╭─ Exercise inputs
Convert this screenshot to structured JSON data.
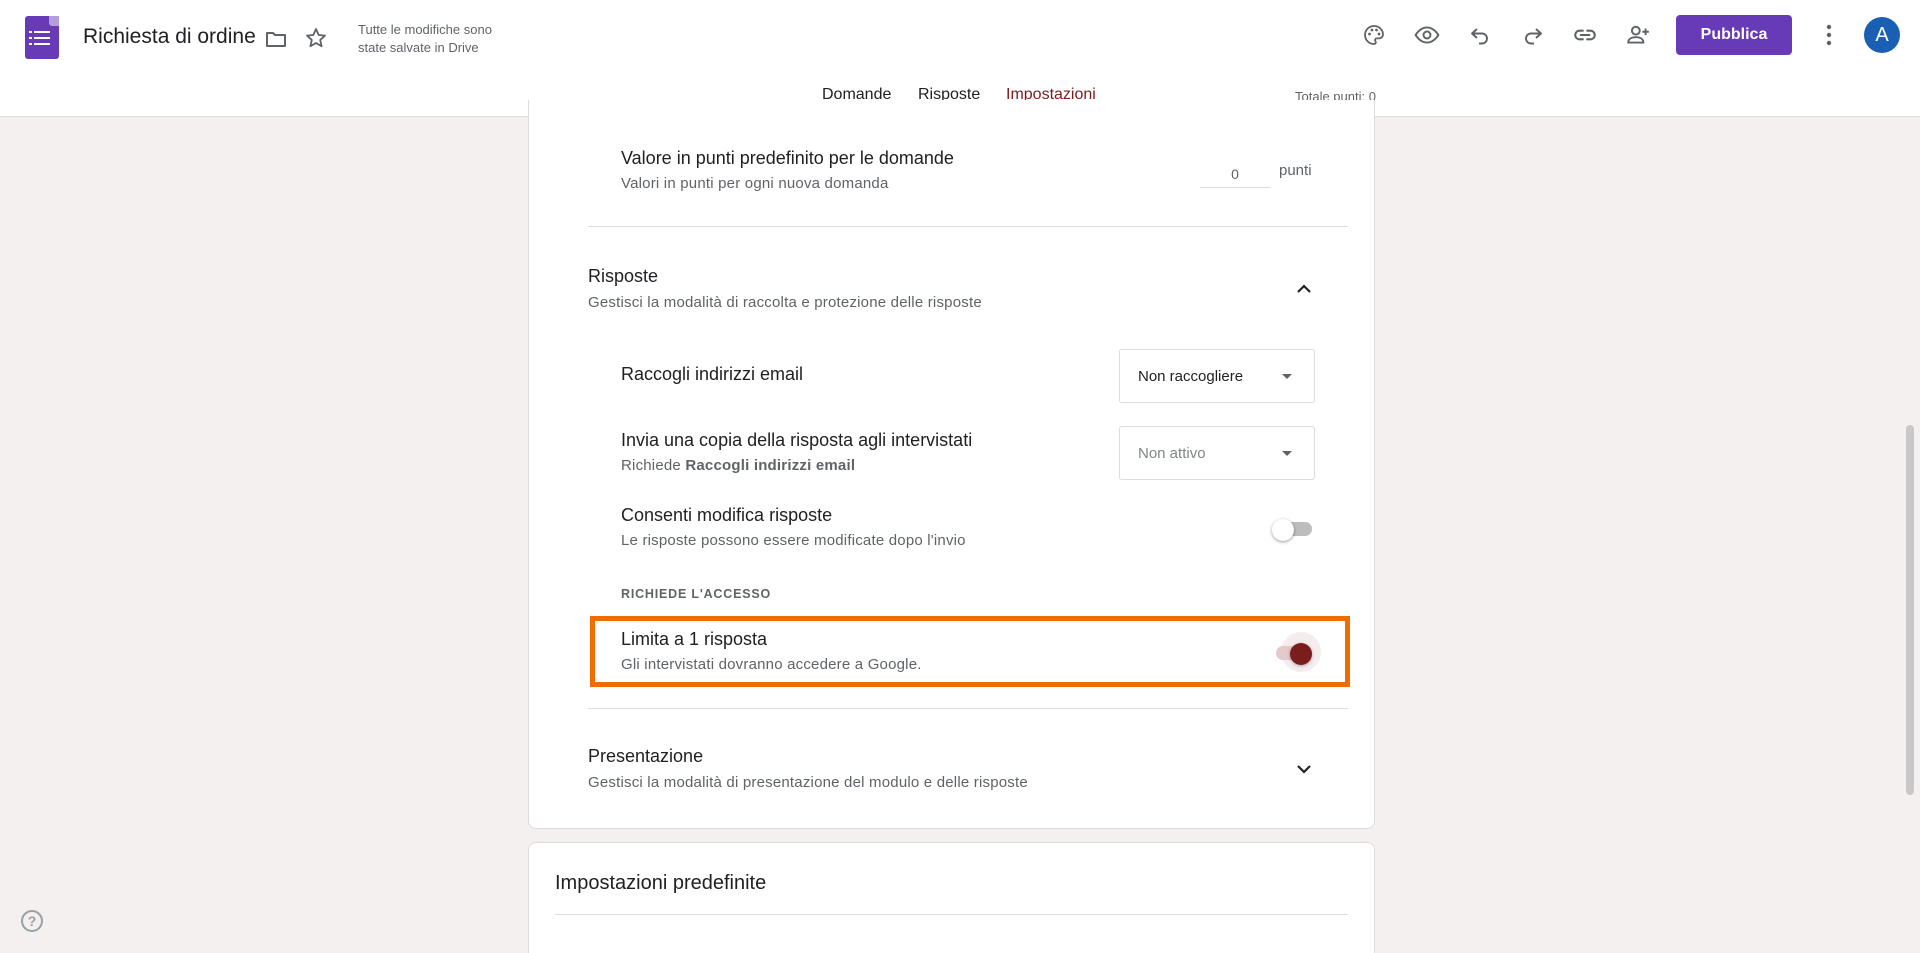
{
  "header": {
    "doc_title": "Richiesta di ordine",
    "save_status_line1": "Tutte le modifiche sono",
    "save_status_line2": "state salvate in Drive",
    "publish_label": "Pubblica",
    "avatar_letter": "A",
    "tabs": [
      {
        "label": "Domande",
        "active": false
      },
      {
        "label": "Risposte",
        "active": false
      },
      {
        "label": "Impostazioni",
        "active": true
      }
    ],
    "total_points": "Totale punti: 0"
  },
  "quiz": {
    "default_points_title": "Valore in punti predefinito per le domande",
    "default_points_sub": "Valori in punti per ogni nuova domanda",
    "default_points_value": "0",
    "points_unit": "punti"
  },
  "responses": {
    "title": "Risposte",
    "subtitle": "Gestisci la modalità di raccolta e protezione delle risposte",
    "collect_email_title": "Raccogli indirizzi email",
    "collect_email_value": "Non raccogliere",
    "send_copy_title": "Invia una copia della risposta agli intervistati",
    "send_copy_sub_prefix": "Richiede ",
    "send_copy_sub_bold": "Raccogli indirizzi email",
    "send_copy_value": "Non attivo",
    "allow_edit_title": "Consenti modifica risposte",
    "allow_edit_sub": "Le risposte possono essere modificate dopo l'invio",
    "allow_edit_on": false,
    "requires_login_label": "RICHIEDE L'ACCESSO",
    "limit_title": "Limita a 1 risposta",
    "limit_sub": "Gli intervistati dovranno accedere a Google.",
    "limit_on": true
  },
  "presentation": {
    "title": "Presentazione",
    "subtitle": "Gestisci la modalità di presentazione del modulo e delle risposte"
  },
  "defaults": {
    "title": "Impostazioni predefinite"
  },
  "help_label": "?",
  "colors": {
    "accent": "#673ab7",
    "active_tab": "#7c1d1d",
    "highlight": "#ef6c00"
  }
}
╰─
» What needs to be done
With the pictures omitted, reproduce the records in full and exactly.

» Answer to the task
Convert this screenshot to structured JSON data.
{
  "header": {
    "doc_title": "Richiesta di ordine",
    "save_status_line1": "Tutte le modifiche sono",
    "save_status_line2": "state salvate in Drive",
    "publish_label": "Pubblica",
    "avatar_letter": "A",
    "tabs": [
      {
        "label": "Domande",
        "active": false
      },
      {
        "label": "Risposte",
        "active": false
      },
      {
        "label": "Impostazioni",
        "active": true
      }
    ],
    "total_points": "Totale punti: 0"
  },
  "quiz": {
    "default_points_title": "Valore in punti predefinito per le domande",
    "default_points_sub": "Valori in punti per ogni nuova domanda",
    "default_points_value": "0",
    "points_unit": "punti"
  },
  "responses": {
    "title": "Risposte",
    "subtitle": "Gestisci la modalità di raccolta e protezione delle risposte",
    "collect_email_title": "Raccogli indirizzi email",
    "collect_email_value": "Non raccogliere",
    "send_copy_title": "Invia una copia della risposta agli intervistati",
    "send_copy_sub_prefix": "Richiede ",
    "send_copy_sub_bold": "Raccogli indirizzi email",
    "send_copy_value": "Non attivo",
    "allow_edit_title": "Consenti modifica risposte",
    "allow_edit_sub": "Le risposte possono essere modificate dopo l'invio",
    "allow_edit_on": false,
    "requires_login_label": "RICHIEDE L'ACCESSO",
    "limit_title": "Limita a 1 risposta",
    "limit_sub": "Gli intervistati dovranno accedere a Google.",
    "limit_on": true
  },
  "presentation": {
    "title": "Presentazione",
    "subtitle": "Gestisci la modalità di presentazione del modulo e delle risposte"
  },
  "defaults": {
    "title": "Impostazioni predefinite"
  },
  "help_label": "?",
  "colors": {
    "accent": "#673ab7",
    "active_tab": "#7c1d1d",
    "highlight": "#ef6c00"
  }
}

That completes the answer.